- Requirements -
Type out the complete listing below word for word, without its pictures.

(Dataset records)
##########

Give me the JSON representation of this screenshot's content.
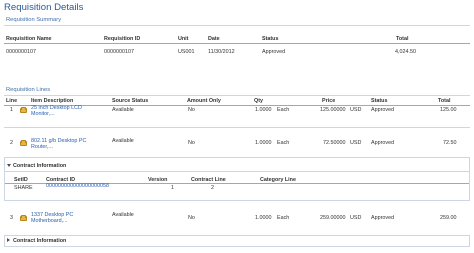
{
  "page": {
    "title": "Requisition Details"
  },
  "summary": {
    "section_label": "Requisition Summary",
    "headers": {
      "name": "Requisition Name",
      "id": "Requisition ID",
      "unit": "Unit",
      "date": "Date",
      "status": "Status",
      "total": "Total"
    },
    "row": {
      "name": "0000000107",
      "id": "0000000107",
      "unit": "US001",
      "date": "11/30/2012",
      "status": "Approved",
      "total": "4,024.50"
    }
  },
  "lines": {
    "section_label": "Requisition Lines",
    "headers": {
      "line": "Line",
      "item": "Item Description",
      "source_status": "Source Status",
      "amount_only": "Amount Only",
      "qty": "Qty",
      "price": "Price",
      "status": "Status",
      "total": "Total"
    },
    "rows": [
      {
        "line": "1",
        "item_line1": "25 inch Desktop LCD",
        "item_line2": "Monitor,...",
        "source_status": "Available",
        "amount_only": "No",
        "qty": "1.0000",
        "uom": "Each",
        "price": "125.00000",
        "currency": "USD",
        "status": "Approved",
        "total": "125.00"
      },
      {
        "line": "2",
        "item_line1": "802.11 g/b Desktop PC",
        "item_line2": "Router,...",
        "source_status": "Available",
        "amount_only": "No",
        "qty": "1.0000",
        "uom": "Each",
        "price": "72.50000",
        "currency": "USD",
        "status": "Approved",
        "total": "72.50"
      },
      {
        "line": "3",
        "item_line1": "1337 Desktop PC",
        "item_line2": "Motherboard,...",
        "source_status": "Available",
        "amount_only": "No",
        "qty": "1.0000",
        "uom": "Each",
        "price": "259.00000",
        "currency": "USD",
        "status": "Approved",
        "total": "259.00"
      }
    ]
  },
  "contract": {
    "label": "Contract Information",
    "headers": {
      "setid": "SetID",
      "contract_id": "Contract ID",
      "version": "Version",
      "contract_line": "Contract Line",
      "category_line": "Category Line"
    },
    "row": {
      "setid": "SHARE",
      "contract_id": "000000000000000000058",
      "version": "1",
      "contract_line": "2",
      "category_line": ""
    },
    "collapsed_label": "Contract Information"
  }
}
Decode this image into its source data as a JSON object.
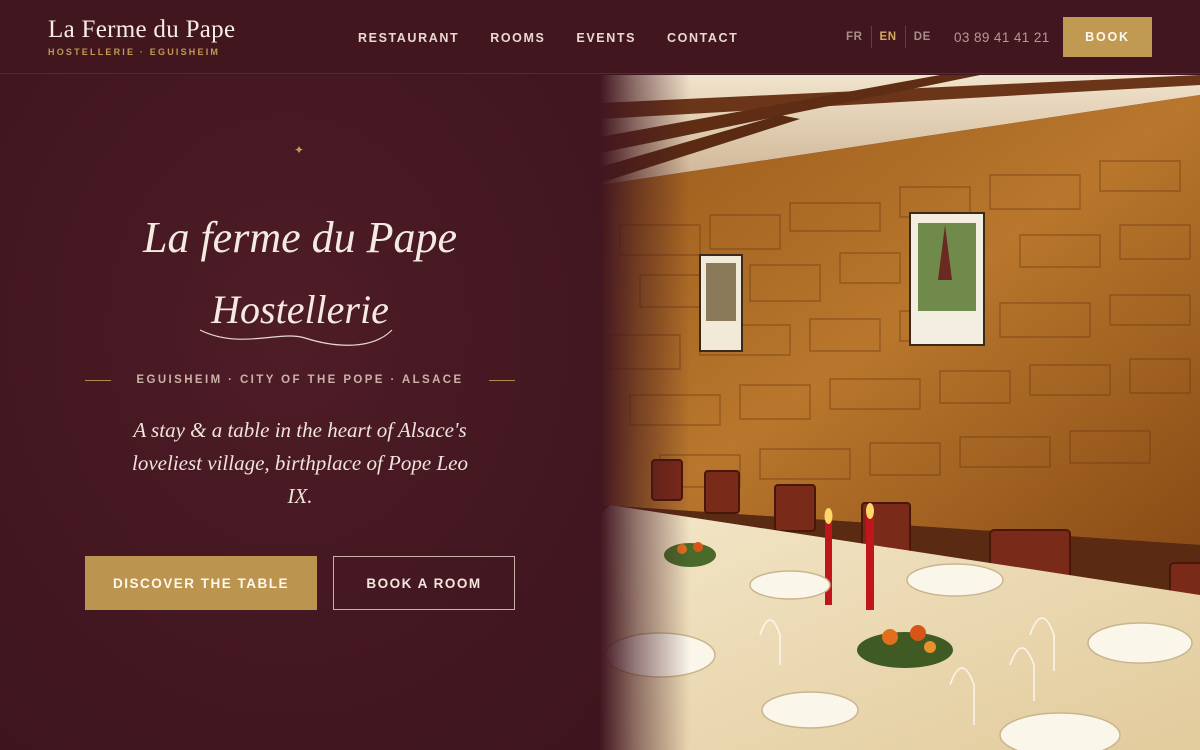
{
  "header": {
    "brand_name": "La Ferme du Pape",
    "brand_sub": "HOSTELLERIE · EGUISHEIM",
    "nav": [
      "RESTAURANT",
      "ROOMS",
      "EVENTS",
      "CONTACT"
    ],
    "languages": [
      "FR",
      "EN",
      "DE"
    ],
    "active_language": "EN",
    "phone": "03 89 41 41 21",
    "book_label": "BOOK"
  },
  "hero": {
    "script_line1": "La ferme du Pape",
    "script_line2": "Hostellerie",
    "tagline": "EGUISHEIM · CITY OF THE POPE · ALSACE",
    "intro": "A stay & a table in the heart of Alsace's loveliest village, birthplace of Pope Leo IX.",
    "cta_primary": "DISCOVER THE TABLE",
    "cta_secondary": "BOOK A ROOM"
  },
  "colors": {
    "background": "#41161f",
    "accent_gold": "#c19a52",
    "text_light": "#f3e6dc"
  },
  "icons": {
    "sparkle": "sparkle-icon"
  }
}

##########

- The response -
Give me the JSON representation of this screenshot's content.
{
  "page": {
    "title": "Requisition Details"
  },
  "summary": {
    "section_label": "Requisition Summary",
    "headers": {
      "name": "Requisition Name",
      "id": "Requisition ID",
      "unit": "Unit",
      "date": "Date",
      "status": "Status",
      "total": "Total"
    },
    "row": {
      "name": "0000000107",
      "id": "0000000107",
      "unit": "US001",
      "date": "11/30/2012",
      "status": "Approved",
      "total": "4,024.50"
    }
  },
  "lines": {
    "section_label": "Requisition Lines",
    "headers": {
      "line": "Line",
      "item": "Item Description",
      "source_status": "Source Status",
      "amount_only": "Amount Only",
      "qty": "Qty",
      "price": "Price",
      "status": "Status",
      "total": "Total"
    },
    "rows": [
      {
        "line": "1",
        "item_line1": "25 inch Desktop LCD",
        "item_line2": "Monitor,...",
        "source_status": "Available",
        "amount_only": "No",
        "qty": "1.0000",
        "uom": "Each",
        "price": "125.00000",
        "currency": "USD",
        "status": "Approved",
        "total": "125.00"
      },
      {
        "line": "2",
        "item_line1": "802.11 g/b Desktop PC",
        "item_line2": "Router,...",
        "source_status": "Available",
        "amount_only": "No",
        "qty": "1.0000",
        "uom": "Each",
        "price": "72.50000",
        "currency": "USD",
        "status": "Approved",
        "total": "72.50"
      },
      {
        "line": "3",
        "item_line1": "1337 Desktop PC",
        "item_line2": "Motherboard,...",
        "source_status": "Available",
        "amount_only": "No",
        "qty": "1.0000",
        "uom": "Each",
        "price": "259.00000",
        "currency": "USD",
        "status": "Approved",
        "total": "259.00"
      }
    ]
  },
  "contract": {
    "label": "Contract Information",
    "headers": {
      "setid": "SetID",
      "contract_id": "Contract ID",
      "version": "Version",
      "contract_line": "Contract Line",
      "category_line": "Category Line"
    },
    "row": {
      "setid": "SHARE",
      "contract_id": "000000000000000000058",
      "version": "1",
      "contract_line": "2",
      "category_line": ""
    },
    "collapsed_label": "Contract Information"
  }
}
Decode this image into its source data as a JSON object.
{
  "header": {
    "brand_name": "La Ferme du Pape",
    "brand_sub": "HOSTELLERIE · EGUISHEIM",
    "nav": [
      "RESTAURANT",
      "ROOMS",
      "EVENTS",
      "CONTACT"
    ],
    "languages": [
      "FR",
      "EN",
      "DE"
    ],
    "active_language": "EN",
    "phone": "03 89 41 41 21",
    "book_label": "BOOK"
  },
  "hero": {
    "script_line1": "La ferme du Pape",
    "script_line2": "Hostellerie",
    "tagline": "EGUISHEIM · CITY OF THE POPE · ALSACE",
    "intro": "A stay & a table in the heart of Alsace's loveliest village, birthplace of Pope Leo IX.",
    "cta_primary": "DISCOVER THE TABLE",
    "cta_secondary": "BOOK A ROOM"
  },
  "colors": {
    "background": "#41161f",
    "accent_gold": "#c19a52",
    "text_light": "#f3e6dc"
  },
  "icons": {
    "sparkle": "sparkle-icon"
  }
}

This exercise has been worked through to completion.